- [TEXT SHOWN]
* * * * * * * * *
Moreover, even if this information could be easily collected by SEC Advisers, requiring SEC Advisers separately to maintain this information and ensure that transmittal orders “travel” with the funds would largely result in duplication of efforts and provide little, if any, additional information useful to regulators.
For compliance with the Special Information Sharing Procedures, upon receiving an information request from FinCEN, an SEC Adviser would be required to search its records every two weeks to determine whether it maintains or has maintained any account or engaged in any transaction with an individual, entity, or organization named in the request.[34] As noted in the discussion above, because SEC Advisers do not maintain accounts or engage in transactions with the investors or clients,[35] and the financial institutions that have custody of investor assets and process transactions would already provide this information, we believe that, like the Recordkeeping and Travel Rules, this would largely result in duplication of efforts and provide little, if any, additional information useful to regulators.[36]
If the Recordkeeping and Travel Rules and Special Information Sharing Procedures are required for SEC Advisers, FinCEN should, at a minimum, explain how it expects SEC Advisers to implement these rules, given that they do not accept or hold investor funds, maintain accounts or engage in transactions with clients or investors.
F. The IAA Supports Delegation of Examination Authority to the SEC
The IAA supports the delegation of examination authority to the SEC related to an SEC Adviser’s compliance with the Proposal’s requirements. As FinCEN is aware, the FFIEC’s BSA/AML examination manual, used in examinations of other financial institutions, is publicly available.[37] The FFIEC publishes the manual to the public to provide a comprehensive source of information that can be used to guide efforts to develop a program that meets BSA requirements. We strongly support this transparency and believe this same reasoning would apply to the SEC. For SEC Advisers to best meet supervisory expectations, the IAA urges FinCEN to require that the SEC publicly release a copy of its relevant AML examination manual as well.[38]
G. FinCEN Should Extend and Stagger the Implementation Period in Light of the Interrelatedness of the Proposal and Other Rulemakings, and Reopen the Comment Period if Interrelated Rules are Proposed Before this Proposal is Finalized
The IAA believes that 12 months will be insufficient for SEC Advisers to develop compliant AML programs and to put in place the systems, personnel and required disclosures necessary to implement their AML programs. Even if the SEC Adviser has voluntarily implemented an AML program, it is unlikely that that program will fully track the prescriptive requirements in the Proposal, and the Proposal will thus require most SEC Advisers to build systems that do not currently exist or make substantial modifications to existing systems. Additionally, as noted above, Foreign Advisers will need to hire and train employees in the United States.
Our concerns regarding the short implementation period have been greatly exacerbated by the sheer scale and speed of rulemaking activities affecting SEC Advisers over the past two years.[39] SEC Advisers will be expected to implement an enormous number of new requirements over a relatively short period of time. The implementation timeline must be considered as part of this bigger picture.
* * * * * * * * *
- [EXERCISES]
1 - Answer these from the comment letter text:
(a) How often would an SEC Adviser have to search its records after receiving an information request from FinCEN?
(b) What implementation period does the IAA consider insufficient?
(c) What does the IAA urge FinCEN to require the SEC to release publicly?
2 - Reproduce the stretch of the comment letter text from "Our concerns regarding" through "this bigger picture.".
3 - According to the comment letter text, why will 12 months be too short for SEC Advisers that have already voluntarily implemented an AML program? Answer in one to three sentences.
* * * * * * * * *
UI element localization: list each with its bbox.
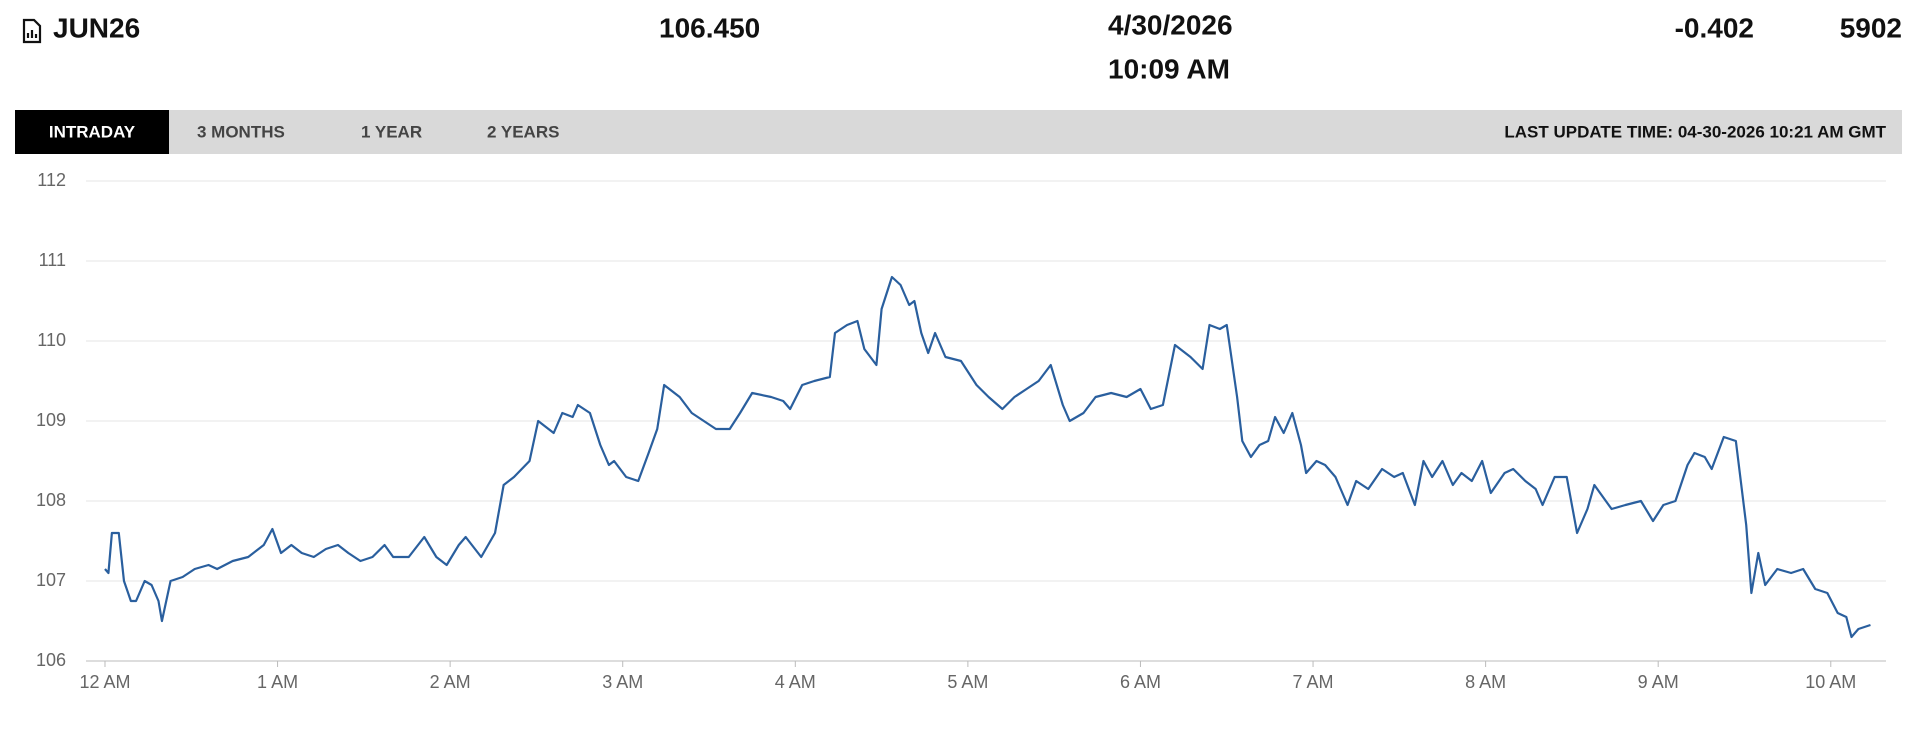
y-tick-label: 107 <box>36 570 66 590</box>
x-tick-label: 9 AM <box>1638 672 1679 692</box>
y-tick-label: 112 <box>37 170 66 190</box>
x-tick-label: 3 AM <box>602 672 643 692</box>
file-chart-icon <box>22 18 42 44</box>
x-tick-label: 10 AM <box>1805 672 1856 692</box>
x-tick-label: 8 AM <box>1465 672 1506 692</box>
active-tab[interactable] <box>15 110 169 154</box>
x-tick-label: 5 AM <box>947 672 988 692</box>
x-tick-label: 2 AM <box>430 672 471 692</box>
last-price: 106.450 <box>659 12 760 43</box>
x-tick-label: 12 AM <box>79 672 130 692</box>
volume: 5902 <box>1840 12 1902 43</box>
y-tick-label: 109 <box>36 410 66 430</box>
y-tick-label: 110 <box>37 330 66 350</box>
date: 4/30/2026 <box>1108 9 1233 40</box>
y-tick-label: 106 <box>36 650 66 670</box>
symbol: JUN26 <box>53 12 140 43</box>
tab[interactable]: 2 YEARS <box>487 122 559 141</box>
price-line <box>104 275 1871 639</box>
x-tick-label: 4 AM <box>775 672 816 692</box>
last-update: LAST UPDATE TIME: 04-30-2026 10:21 AM GM… <box>1504 122 1886 141</box>
tab[interactable]: 3 MONTHS <box>197 122 285 141</box>
x-tick-label: 1 AM <box>257 672 298 692</box>
x-tick-label: 6 AM <box>1120 672 1161 692</box>
tab[interactable]: INTRADAY <box>49 122 136 141</box>
tab-bar <box>15 110 1902 154</box>
change: -0.402 <box>1675 12 1754 43</box>
time: 10:09 AM <box>1108 53 1230 84</box>
tab[interactable]: 1 YEAR <box>361 122 422 141</box>
y-tick-label: 111 <box>39 250 66 270</box>
y-tick-label: 108 <box>36 490 66 510</box>
x-tick-label: 7 AM <box>1293 672 1334 692</box>
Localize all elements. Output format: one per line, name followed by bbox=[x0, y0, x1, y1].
* * * * * * * * *
- [EXPECTED RESULTS]
1 -
(a) Every two weeks.
(b) 12 months.
(c) A copy of its relevant AML examination manual.

2 -
Our concerns regarding the short implementation period have been greatly exacerbated by the sheer scale and speed of rulemaking activities affecting SEC Advisers over the past two years.[39] SEC Advisers will be expected to implement an enormous number of new requirements over a relatively short period of time. The implementation timeline must be considered as part of this bigger picture.

3 - Such a program is unlikely to fully track the Proposal's prescriptive requirements. Most SEC Advisers will therefore have to build systems that do not currently exist or make substantial modifications to existing systems.